Set out the lines from the start of the records through the line containing "reaction-button[interactable]: 20 bbox=[22, 138, 84, 164]", inclusive, as a JSON list of strings, with one string per line and blank lines omitted.

=-=-=-=-=

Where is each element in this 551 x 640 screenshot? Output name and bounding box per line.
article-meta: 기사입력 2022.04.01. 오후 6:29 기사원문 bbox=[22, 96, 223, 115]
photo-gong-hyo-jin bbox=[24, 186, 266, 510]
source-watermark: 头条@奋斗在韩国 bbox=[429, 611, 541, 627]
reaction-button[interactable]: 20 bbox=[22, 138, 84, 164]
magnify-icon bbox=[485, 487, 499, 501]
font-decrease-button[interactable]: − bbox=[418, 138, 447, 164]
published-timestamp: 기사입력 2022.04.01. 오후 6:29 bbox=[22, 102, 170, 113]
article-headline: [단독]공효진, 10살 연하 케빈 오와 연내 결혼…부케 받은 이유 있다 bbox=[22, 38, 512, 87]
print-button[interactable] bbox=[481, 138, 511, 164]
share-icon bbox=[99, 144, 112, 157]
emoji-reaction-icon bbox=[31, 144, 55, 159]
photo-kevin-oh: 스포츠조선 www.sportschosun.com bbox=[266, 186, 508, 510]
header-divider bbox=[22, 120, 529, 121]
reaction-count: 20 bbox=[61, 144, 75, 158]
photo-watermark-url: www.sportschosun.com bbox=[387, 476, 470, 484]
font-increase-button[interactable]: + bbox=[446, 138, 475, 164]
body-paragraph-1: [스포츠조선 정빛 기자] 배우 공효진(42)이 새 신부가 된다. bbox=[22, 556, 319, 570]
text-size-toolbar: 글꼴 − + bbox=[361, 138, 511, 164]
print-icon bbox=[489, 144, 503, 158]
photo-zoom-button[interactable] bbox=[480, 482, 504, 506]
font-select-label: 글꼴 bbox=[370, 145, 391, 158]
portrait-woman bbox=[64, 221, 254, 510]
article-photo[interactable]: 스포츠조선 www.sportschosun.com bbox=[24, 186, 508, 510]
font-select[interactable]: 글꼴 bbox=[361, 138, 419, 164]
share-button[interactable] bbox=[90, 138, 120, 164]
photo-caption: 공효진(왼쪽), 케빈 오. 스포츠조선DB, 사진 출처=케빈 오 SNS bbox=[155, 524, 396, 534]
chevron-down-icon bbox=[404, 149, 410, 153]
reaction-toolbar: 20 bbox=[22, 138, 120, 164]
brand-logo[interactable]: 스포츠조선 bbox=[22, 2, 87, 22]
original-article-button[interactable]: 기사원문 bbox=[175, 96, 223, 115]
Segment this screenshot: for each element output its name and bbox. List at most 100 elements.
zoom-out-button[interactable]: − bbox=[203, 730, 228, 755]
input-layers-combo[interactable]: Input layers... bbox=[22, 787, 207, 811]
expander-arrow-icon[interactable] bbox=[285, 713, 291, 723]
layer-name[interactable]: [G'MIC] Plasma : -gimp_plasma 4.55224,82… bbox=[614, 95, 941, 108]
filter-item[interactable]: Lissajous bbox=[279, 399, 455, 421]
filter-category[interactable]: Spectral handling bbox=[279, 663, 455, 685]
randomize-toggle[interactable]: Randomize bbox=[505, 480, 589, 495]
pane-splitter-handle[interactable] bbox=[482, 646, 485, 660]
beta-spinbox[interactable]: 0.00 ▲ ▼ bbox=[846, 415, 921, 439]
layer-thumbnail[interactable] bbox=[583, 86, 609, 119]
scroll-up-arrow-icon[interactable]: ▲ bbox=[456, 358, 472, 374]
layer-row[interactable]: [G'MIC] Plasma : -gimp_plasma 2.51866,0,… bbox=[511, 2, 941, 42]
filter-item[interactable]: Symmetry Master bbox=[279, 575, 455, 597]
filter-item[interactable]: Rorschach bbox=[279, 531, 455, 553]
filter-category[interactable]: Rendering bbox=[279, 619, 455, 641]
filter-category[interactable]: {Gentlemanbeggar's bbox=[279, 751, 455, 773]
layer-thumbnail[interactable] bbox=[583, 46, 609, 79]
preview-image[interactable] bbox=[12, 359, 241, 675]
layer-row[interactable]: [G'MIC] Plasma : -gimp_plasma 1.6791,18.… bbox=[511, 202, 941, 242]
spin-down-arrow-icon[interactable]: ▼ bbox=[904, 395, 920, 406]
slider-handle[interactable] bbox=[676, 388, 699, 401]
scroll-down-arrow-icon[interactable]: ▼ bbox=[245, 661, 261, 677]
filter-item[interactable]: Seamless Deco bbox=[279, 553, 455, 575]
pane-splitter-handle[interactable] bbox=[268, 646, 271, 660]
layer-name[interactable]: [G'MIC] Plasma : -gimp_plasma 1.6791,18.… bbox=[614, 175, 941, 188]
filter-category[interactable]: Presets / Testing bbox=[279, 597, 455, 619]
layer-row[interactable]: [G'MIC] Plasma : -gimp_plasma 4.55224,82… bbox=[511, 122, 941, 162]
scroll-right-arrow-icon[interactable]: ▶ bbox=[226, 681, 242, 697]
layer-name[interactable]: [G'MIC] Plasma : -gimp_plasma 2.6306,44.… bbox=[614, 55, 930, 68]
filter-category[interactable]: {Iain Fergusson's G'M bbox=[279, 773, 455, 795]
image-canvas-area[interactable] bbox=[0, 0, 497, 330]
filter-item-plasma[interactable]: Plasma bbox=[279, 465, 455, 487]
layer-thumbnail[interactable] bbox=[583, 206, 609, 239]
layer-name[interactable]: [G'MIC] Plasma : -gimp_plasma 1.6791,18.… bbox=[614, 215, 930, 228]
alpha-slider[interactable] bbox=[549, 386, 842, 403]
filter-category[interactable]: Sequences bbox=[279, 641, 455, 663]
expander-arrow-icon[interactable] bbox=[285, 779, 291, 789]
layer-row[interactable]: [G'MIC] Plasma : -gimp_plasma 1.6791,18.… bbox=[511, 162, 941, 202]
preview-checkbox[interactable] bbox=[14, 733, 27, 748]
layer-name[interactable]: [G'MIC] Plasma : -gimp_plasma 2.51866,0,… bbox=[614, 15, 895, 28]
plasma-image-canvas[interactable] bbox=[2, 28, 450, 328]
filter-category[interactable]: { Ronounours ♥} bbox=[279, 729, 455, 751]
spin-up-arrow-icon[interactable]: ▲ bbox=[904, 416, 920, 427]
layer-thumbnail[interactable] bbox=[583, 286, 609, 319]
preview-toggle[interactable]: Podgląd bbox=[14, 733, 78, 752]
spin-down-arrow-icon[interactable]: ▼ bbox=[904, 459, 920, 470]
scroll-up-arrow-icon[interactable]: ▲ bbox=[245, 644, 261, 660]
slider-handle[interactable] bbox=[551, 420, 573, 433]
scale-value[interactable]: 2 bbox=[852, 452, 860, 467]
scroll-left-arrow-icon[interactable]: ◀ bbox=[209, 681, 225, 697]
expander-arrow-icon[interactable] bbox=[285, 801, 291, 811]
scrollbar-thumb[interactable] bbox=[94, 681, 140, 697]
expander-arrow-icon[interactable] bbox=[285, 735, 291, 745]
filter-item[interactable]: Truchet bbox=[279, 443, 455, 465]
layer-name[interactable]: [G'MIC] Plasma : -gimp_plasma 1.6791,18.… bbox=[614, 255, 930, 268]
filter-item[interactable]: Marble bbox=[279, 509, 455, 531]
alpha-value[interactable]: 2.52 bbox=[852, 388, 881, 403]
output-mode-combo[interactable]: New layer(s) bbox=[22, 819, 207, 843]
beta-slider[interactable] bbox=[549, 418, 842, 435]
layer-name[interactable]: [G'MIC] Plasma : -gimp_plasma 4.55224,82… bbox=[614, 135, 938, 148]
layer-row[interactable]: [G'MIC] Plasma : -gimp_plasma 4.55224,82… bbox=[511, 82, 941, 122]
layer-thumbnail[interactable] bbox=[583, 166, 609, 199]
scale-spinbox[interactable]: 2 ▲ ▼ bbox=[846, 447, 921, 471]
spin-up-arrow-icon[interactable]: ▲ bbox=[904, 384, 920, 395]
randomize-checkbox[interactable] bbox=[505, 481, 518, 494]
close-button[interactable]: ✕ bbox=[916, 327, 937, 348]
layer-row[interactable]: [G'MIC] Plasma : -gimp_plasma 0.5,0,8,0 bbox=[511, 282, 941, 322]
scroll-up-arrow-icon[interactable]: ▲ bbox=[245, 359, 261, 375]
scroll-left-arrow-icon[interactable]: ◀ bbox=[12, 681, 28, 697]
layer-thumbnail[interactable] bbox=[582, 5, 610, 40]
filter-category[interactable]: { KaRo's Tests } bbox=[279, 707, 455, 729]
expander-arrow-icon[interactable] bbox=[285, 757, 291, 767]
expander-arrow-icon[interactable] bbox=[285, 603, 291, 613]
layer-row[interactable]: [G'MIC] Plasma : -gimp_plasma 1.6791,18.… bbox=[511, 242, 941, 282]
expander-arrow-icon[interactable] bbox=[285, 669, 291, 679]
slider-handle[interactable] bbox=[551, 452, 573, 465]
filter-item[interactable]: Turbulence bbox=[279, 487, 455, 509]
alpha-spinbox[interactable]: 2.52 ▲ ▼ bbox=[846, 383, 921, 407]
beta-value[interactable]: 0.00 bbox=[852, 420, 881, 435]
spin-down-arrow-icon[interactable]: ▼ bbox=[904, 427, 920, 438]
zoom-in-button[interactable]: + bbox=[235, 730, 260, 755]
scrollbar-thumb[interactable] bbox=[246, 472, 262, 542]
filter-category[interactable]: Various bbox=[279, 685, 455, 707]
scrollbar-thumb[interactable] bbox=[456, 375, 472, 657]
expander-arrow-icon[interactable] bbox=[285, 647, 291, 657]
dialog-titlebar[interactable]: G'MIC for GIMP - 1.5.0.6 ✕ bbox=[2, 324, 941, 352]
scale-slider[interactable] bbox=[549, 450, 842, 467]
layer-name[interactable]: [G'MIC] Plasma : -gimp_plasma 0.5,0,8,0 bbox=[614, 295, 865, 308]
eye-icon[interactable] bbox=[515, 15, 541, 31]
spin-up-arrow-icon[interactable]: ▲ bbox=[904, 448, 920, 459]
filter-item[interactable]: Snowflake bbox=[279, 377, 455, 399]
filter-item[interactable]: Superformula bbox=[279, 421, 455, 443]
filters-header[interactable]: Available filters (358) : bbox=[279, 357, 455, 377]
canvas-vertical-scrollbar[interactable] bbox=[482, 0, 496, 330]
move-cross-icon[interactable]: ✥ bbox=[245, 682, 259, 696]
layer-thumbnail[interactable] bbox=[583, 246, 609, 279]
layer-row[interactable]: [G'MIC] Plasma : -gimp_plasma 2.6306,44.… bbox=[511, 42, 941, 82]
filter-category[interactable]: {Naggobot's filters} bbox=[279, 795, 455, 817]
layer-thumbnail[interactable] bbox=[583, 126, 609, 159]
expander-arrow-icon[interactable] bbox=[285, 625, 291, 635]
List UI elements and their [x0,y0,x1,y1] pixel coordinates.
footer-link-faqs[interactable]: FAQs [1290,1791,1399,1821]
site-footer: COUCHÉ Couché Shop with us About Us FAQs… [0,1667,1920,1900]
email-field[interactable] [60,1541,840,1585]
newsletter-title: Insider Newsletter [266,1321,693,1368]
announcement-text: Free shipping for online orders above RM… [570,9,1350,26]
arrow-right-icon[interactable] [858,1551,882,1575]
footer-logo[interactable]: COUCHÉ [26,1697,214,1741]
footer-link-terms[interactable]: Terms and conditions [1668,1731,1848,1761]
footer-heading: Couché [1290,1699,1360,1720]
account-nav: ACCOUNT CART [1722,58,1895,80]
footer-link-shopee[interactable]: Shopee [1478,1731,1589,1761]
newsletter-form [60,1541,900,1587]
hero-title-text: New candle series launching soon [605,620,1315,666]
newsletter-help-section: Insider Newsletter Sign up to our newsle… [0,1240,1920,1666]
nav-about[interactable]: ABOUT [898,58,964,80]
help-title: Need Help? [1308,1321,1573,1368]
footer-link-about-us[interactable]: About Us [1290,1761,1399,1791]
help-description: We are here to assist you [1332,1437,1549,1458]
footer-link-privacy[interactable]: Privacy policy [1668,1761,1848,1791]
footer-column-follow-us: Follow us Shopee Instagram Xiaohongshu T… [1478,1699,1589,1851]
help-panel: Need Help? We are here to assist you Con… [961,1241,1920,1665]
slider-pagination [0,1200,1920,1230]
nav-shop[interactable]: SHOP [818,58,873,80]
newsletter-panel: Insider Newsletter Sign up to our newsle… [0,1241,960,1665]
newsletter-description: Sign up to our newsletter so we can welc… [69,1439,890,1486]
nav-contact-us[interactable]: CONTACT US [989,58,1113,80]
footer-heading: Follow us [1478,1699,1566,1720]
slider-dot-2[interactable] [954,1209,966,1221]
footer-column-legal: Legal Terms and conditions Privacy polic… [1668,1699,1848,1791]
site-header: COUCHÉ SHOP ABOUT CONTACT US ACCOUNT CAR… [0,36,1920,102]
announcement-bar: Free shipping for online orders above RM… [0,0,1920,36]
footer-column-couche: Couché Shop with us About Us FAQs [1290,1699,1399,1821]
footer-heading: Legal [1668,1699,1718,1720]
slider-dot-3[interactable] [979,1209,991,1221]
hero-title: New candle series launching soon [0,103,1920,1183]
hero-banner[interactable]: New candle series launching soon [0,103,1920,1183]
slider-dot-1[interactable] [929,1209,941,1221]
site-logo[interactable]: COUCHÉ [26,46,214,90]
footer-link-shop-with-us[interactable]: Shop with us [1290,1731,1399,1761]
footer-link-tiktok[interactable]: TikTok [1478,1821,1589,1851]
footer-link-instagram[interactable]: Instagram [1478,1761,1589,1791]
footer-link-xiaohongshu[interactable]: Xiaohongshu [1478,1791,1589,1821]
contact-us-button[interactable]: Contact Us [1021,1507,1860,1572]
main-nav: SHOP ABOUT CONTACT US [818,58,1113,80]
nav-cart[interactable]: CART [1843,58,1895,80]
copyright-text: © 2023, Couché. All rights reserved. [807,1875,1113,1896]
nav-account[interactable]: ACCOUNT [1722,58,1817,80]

=-=-=-=-=

Output for this task:
[
  "Where is each element in this 551 x 640 screenshot? Output name and bounding box per line.",
  "article-meta: 기사입력 2022.04.01. 오후 6:29 기사원문 bbox=[22, 96, 223, 115]",
  "photo-gong-hyo-jin bbox=[24, 186, 266, 510]",
  "source-watermark: 头条@奋斗在韩国 bbox=[429, 611, 541, 627]",
  "reaction-button[interactable]: 20 bbox=[22, 138, 84, 164]"
]